#### TASK TO COMPLETE
The data must be returned in full and exactly as given.

#### RECORDS SHOWN

____________________

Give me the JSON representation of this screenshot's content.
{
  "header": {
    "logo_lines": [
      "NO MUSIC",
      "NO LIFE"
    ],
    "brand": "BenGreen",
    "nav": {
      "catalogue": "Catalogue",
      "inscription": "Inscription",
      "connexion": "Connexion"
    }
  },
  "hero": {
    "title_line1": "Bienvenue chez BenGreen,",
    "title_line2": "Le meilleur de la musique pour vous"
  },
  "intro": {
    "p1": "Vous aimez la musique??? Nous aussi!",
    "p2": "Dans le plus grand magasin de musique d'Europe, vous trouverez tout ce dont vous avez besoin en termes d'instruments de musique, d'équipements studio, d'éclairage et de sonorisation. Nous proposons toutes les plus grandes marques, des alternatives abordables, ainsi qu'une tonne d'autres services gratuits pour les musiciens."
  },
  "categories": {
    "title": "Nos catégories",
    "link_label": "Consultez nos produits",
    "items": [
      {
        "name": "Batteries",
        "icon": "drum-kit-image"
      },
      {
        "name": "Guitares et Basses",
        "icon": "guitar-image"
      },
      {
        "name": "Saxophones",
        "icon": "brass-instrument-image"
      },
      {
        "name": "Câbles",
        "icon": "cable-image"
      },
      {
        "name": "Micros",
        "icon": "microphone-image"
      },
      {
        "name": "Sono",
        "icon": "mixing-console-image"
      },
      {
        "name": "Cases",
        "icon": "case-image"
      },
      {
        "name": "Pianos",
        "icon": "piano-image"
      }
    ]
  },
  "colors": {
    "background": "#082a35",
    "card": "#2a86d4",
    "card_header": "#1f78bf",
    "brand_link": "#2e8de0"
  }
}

____________________

#### REPLY
Give me the JSON representation of this screenshot's content.
{
  "header": {
    "logo_lines": [
      "NO MUSIC",
      "NO LIFE"
    ],
    "brand": "BenGreen",
    "nav": {
      "catalogue": "Catalogue",
      "inscription": "Inscription",
      "connexion": "Connexion"
    }
  },
  "hero": {
    "title_line1": "Bienvenue chez BenGreen,",
    "title_line2": "Le meilleur de la musique pour vous"
  },
  "intro": {
    "p1": "Vous aimez la musique??? Nous aussi!",
    "p2": "Dans le plus grand magasin de musique d'Europe, vous trouverez tout ce dont vous avez besoin en termes d'instruments de musique, d'équipements studio, d'éclairage et de sonorisation. Nous proposons toutes les plus grandes marques, des alternatives abordables, ainsi qu'une tonne d'autres services gratuits pour les musiciens."
  },
  "categories": {
    "title": "Nos catégories",
    "link_label": "Consultez nos produits",
    "items": [
      {
        "name": "Batteries",
        "icon": "drum-kit-image"
      },
      {
        "name": "Guitares et Basses",
        "icon": "guitar-image"
      },
      {
        "name": "Saxophones",
        "icon": "brass-instrument-image"
      },
      {
        "name": "Câbles",
        "icon": "cable-image"
      },
      {
        "name": "Micros",
        "icon": "microphone-image"
      },
      {
        "name": "Sono",
        "icon": "mixing-console-image"
      },
      {
        "name": "Cases",
        "icon": "case-image"
      },
      {
        "name": "Pianos",
        "icon": "piano-image"
      }
    ]
  },
  "colors": {
    "background": "#082a35",
    "card": "#2a86d4",
    "card_header": "#1f78bf",
    "brand_link": "#2e8de0"
  }
}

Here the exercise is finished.